** What you should do **
Quote the whole listing verbatim.

** Data to use **
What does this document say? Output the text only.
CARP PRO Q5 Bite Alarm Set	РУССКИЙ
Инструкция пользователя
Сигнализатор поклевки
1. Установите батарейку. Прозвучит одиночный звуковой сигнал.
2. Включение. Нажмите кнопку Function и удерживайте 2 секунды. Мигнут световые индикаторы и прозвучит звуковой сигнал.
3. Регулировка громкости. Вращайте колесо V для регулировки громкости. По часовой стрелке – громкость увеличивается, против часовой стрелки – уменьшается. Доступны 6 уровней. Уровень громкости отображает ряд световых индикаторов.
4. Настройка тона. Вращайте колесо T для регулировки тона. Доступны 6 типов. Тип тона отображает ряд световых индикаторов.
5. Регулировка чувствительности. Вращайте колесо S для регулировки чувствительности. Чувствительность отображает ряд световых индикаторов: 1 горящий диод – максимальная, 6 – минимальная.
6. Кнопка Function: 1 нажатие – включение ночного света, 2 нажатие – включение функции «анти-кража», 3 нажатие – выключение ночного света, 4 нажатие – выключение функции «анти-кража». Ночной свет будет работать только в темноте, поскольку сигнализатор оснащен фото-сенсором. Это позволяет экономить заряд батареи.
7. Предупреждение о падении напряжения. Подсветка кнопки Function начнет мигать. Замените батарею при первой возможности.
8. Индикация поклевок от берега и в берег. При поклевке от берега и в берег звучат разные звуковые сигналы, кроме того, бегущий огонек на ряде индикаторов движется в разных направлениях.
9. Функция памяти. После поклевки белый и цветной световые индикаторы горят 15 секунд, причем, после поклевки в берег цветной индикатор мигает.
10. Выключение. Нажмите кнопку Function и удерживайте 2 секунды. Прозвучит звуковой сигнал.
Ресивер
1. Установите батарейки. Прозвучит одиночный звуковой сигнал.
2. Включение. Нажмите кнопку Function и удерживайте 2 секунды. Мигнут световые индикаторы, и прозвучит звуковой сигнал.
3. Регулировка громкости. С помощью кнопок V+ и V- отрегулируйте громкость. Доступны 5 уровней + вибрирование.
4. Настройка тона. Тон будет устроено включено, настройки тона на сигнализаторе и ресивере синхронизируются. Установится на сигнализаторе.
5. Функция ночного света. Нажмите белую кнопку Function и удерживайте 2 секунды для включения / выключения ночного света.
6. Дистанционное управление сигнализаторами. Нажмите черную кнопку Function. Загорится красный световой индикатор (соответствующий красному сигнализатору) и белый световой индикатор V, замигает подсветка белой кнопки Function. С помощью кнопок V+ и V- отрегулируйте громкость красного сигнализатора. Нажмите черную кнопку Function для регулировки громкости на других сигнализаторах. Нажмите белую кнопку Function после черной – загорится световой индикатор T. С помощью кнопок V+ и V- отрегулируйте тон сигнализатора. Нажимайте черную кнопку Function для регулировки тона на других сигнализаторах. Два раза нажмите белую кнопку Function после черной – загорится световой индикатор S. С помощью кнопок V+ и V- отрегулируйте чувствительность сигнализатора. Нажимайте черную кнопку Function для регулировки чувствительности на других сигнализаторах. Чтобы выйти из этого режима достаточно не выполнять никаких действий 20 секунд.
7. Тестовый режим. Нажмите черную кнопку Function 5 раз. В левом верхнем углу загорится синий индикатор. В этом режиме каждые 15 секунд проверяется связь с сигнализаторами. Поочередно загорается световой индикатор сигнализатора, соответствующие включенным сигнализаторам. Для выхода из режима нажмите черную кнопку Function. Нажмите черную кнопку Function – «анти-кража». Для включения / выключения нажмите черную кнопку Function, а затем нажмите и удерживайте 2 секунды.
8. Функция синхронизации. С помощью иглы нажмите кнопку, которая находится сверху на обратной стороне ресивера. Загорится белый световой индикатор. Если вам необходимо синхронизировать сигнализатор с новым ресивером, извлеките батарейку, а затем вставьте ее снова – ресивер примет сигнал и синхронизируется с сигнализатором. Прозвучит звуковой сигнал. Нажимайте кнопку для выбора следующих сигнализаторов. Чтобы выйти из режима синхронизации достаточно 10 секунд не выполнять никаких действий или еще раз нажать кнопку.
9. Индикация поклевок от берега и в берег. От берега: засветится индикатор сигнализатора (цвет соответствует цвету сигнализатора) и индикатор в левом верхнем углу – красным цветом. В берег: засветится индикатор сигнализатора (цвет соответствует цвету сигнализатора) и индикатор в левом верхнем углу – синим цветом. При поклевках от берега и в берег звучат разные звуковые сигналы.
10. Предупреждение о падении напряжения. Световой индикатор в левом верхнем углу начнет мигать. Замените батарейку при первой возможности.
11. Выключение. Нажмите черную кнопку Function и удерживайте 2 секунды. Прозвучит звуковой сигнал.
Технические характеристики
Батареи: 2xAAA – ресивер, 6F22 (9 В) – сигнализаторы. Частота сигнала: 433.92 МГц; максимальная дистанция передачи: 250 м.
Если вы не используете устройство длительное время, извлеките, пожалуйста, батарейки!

** Solved problem **
What does this document say? Output the text only.
CARP PRO Q5 Bite Alarm Set	РУССКИЙ
Инструкция пользователя
Сигнализатор поклевки
1. Установите батарейку. Прозвучит одиночный звуковой сигнал.
2. Включение. Нажмите кнопку Function и удерживайте 2 секунды. Мигнут световые индикаторы и прозвучит звуковой сигнал.
3. Регулировка громкости. Вращайте колесо V для регулировки громкости. По часовой стрелке – громкость увеличивается, против часовой стрелки – уменьшается. Доступны 6 уровней. Уровень громкости отображает ряд световых индикаторов.
4. Настройка тона. Вращайте колесо T для регулировки тона. Доступны 6 типов. Тип тона отображает ряд световых индикаторов.
5. Регулировка чувствительности. Вращайте колесо S для регулировки чувствительности. Чувствительность отображает ряд световых индикаторов: 1 горящий диод – максимальная, 6 – минимальная.
6. Кнопка Function: 1 нажатие – включение ночного света, 2 нажатие – включение функции «анти-кража», 3 нажатие – выключение ночного света, 4 нажатие – выключение функции «анти-кража». Ночной свет будет работать только в темноте, поскольку сигнализатор оснащен фото-сенсором. Это позволяет экономить заряд батареи.
7. Предупреждение о падении напряжения. Подсветка кнопки Function начнет мигать. Замените батарею при первой возможности.
8. Индикация поклевок от берега и в берег. При поклевке от берега и в берег звучат разные звуковые сигналы, кроме того, бегущий огонек на ряде индикаторов движется в разных направлениях.
9. Функция памяти. После поклевки белый и цветной световые индикаторы горят 15 секунд, причем, после поклевки в берег цветной индикатор мигает.
10. Выключение. Нажмите кнопку Function и удерживайте 2 секунды. Прозвучит звуковой сигнал.
Ресивер
1. Установите батарейки. Прозвучит одиночный звуковой сигнал.
2. Включение. Нажмите кнопку Function и удерживайте 2 секунды. Мигнут световые индикаторы, и прозвучит звуковой сигнал.
3. Регулировка громкости. С помощью кнопок V+ и V- отрегулируйте громкость. Доступны 5 уровней + вибрирование.
4. Настройка тона. Тон будет устроено включено, настройки тона на сигнализаторе и ресивере синхронизируются. Установится на сигнализаторе.
5. Функция ночного света. Нажмите белую кнопку Function и удерживайте 2 секунды для включения / выключения ночного света.
6. Дистанционное управление сигнализаторами. Нажмите черную кнопку Function. Загорится красный световой индикатор (соответствующий красному сигнализатору) и белый световой индикатор V, замигает подсветка белой кнопки Function. С помощью кнопок V+ и V- отрегулируйте громкость красного сигнализатора. Нажмите черную кнопку Function для регулировки громкости на других сигнализаторах. Нажмите белую кнопку Function после черной – загорится световой индикатор T. С помощью кнопок V+ и V- отрегулируйте тон сигнализатора. Нажимайте черную кнопку Function для регулировки тона на других сигнализаторах. Два раза нажмите белую кнопку Function после черной – загорится световой индикатор S. С помощью кнопок V+ и V- отрегулируйте чувствительность сигнализатора. Нажимайте черную кнопку Function для регулировки чувствительности на других сигнализаторах. Чтобы выйти из этого режима достаточно не выполнять никаких действий 20 секунд.
7. Тестовый режим. Нажмите черную кнопку Function 5 раз. В левом верхнем углу загорится синий индикатор. В этом режиме каждые 15 секунд проверяется связь с сигнализаторами. Поочередно загорается световой индикатор сигнализатора, соответствующие включенным сигнализаторам. Для выхода из режима нажмите черную кнопку Function. Нажмите черную кнопку Function – «анти-кража». Для включения / выключения нажмите черную кнопку Function, а затем нажмите и удерживайте 2 секунды.
8. Функция синхронизации. С помощью иглы нажмите кнопку, которая находится сверху на обратной стороне ресивера. Загорится белый световой индикатор. Если вам необходимо синхронизировать сигнализатор с новым ресивером, извлеките батарейку, а затем вставьте ее снова – ресивер примет сигнал и синхронизируется с сигнализатором. Прозвучит звуковой сигнал. Нажимайте кнопку для выбора следующих сигнализаторов. Чтобы выйти из режима синхронизации достаточно 10 секунд не выполнять никаких действий или еще раз нажать кнопку.
9. Индикация поклевок от берега и в берег. От берега: засветится индикатор сигнализатора (цвет соответствует цвету сигнализатора) и индикатор в левом верхнем углу – красным цветом. В берег: засветится индикатор сигнализатора (цвет соответствует цвету сигнализатора) и индикатор в левом верхнем углу – синим цветом. При поклевках от берега и в берег звучат разные звуковые сигналы.
10. Предупреждение о падении напряжения. Световой индикатор в левом верхнем углу начнет мигать. Замените батарейку при первой возможности.
11. Выключение. Нажмите черную кнопку Function и удерживайте 2 секунды. Прозвучит звуковой сигнал.
Технические характеристики
Батареи: 2xAAA – ресивер, 6F22 (9 В) – сигнализаторы. Частота сигнала: 433.92 МГц; максимальная дистанция передачи: 250 м.
Если вы не используете устройство длительное время, извлеките, пожалуйста, батарейки!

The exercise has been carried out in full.